(A run of records)
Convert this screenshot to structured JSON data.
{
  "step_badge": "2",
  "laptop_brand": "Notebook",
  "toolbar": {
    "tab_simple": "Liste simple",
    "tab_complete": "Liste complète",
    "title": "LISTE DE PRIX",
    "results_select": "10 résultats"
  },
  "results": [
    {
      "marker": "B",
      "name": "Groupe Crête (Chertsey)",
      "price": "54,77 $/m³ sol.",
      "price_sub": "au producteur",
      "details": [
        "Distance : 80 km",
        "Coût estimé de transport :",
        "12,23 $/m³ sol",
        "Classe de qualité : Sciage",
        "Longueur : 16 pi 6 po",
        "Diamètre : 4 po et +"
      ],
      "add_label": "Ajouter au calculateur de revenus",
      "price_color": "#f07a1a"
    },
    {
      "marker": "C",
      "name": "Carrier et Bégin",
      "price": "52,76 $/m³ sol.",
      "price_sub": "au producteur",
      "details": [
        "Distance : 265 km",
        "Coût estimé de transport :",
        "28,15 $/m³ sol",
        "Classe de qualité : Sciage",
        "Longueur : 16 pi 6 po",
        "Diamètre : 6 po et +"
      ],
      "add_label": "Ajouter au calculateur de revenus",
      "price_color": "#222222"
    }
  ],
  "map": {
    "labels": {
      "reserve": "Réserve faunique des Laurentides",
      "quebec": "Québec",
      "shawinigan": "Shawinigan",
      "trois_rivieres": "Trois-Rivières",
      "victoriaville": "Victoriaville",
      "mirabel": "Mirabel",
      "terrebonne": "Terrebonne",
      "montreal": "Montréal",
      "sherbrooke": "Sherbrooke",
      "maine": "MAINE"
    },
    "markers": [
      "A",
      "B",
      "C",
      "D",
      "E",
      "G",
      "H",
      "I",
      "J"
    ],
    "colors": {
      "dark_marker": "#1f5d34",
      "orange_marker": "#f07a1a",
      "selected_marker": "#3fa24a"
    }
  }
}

◆ **What is required**: Give back the whole listing exactly as it reads.

◆ **Result for this exercise**:
Convert this screenshot to structured JSON data.
{
  "step_badge": "2",
  "laptop_brand": "Notebook",
  "toolbar": {
    "tab_simple": "Liste simple",
    "tab_complete": "Liste complète",
    "title": "LISTE DE PRIX",
    "results_select": "10 résultats"
  },
  "results": [
    {
      "marker": "B",
      "name": "Groupe Crête (Chertsey)",
      "price": "54,77 $/m³ sol.",
      "price_sub": "au producteur",
      "details": [
        "Distance : 80 km",
        "Coût estimé de transport :",
        "12,23 $/m³ sol",
        "Classe de qualité : Sciage",
        "Longueur : 16 pi 6 po",
        "Diamètre : 4 po et +"
      ],
      "add_label": "Ajouter au calculateur de revenus",
      "price_color": "#f07a1a"
    },
    {
      "marker": "C",
      "name": "Carrier et Bégin",
      "price": "52,76 $/m³ sol.",
      "price_sub": "au producteur",
      "details": [
        "Distance : 265 km",
        "Coût estimé de transport :",
        "28,15 $/m³ sol",
        "Classe de qualité : Sciage",
        "Longueur : 16 pi 6 po",
        "Diamètre : 6 po et +"
      ],
      "add_label": "Ajouter au calculateur de revenus",
      "price_color": "#222222"
    }
  ],
  "map": {
    "labels": {
      "reserve": "Réserve faunique des Laurentides",
      "quebec": "Québec",
      "shawinigan": "Shawinigan",
      "trois_rivieres": "Trois-Rivières",
      "victoriaville": "Victoriaville",
      "mirabel": "Mirabel",
      "terrebonne": "Terrebonne",
      "montreal": "Montréal",
      "sherbrooke": "Sherbrooke",
      "maine": "MAINE"
    },
    "markers": [
      "A",
      "B",
      "C",
      "D",
      "E",
      "G",
      "H",
      "I",
      "J"
    ],
    "colors": {
      "dark_marker": "#1f5d34",
      "orange_marker": "#f07a1a",
      "selected_marker": "#3fa24a"
    }
  }
}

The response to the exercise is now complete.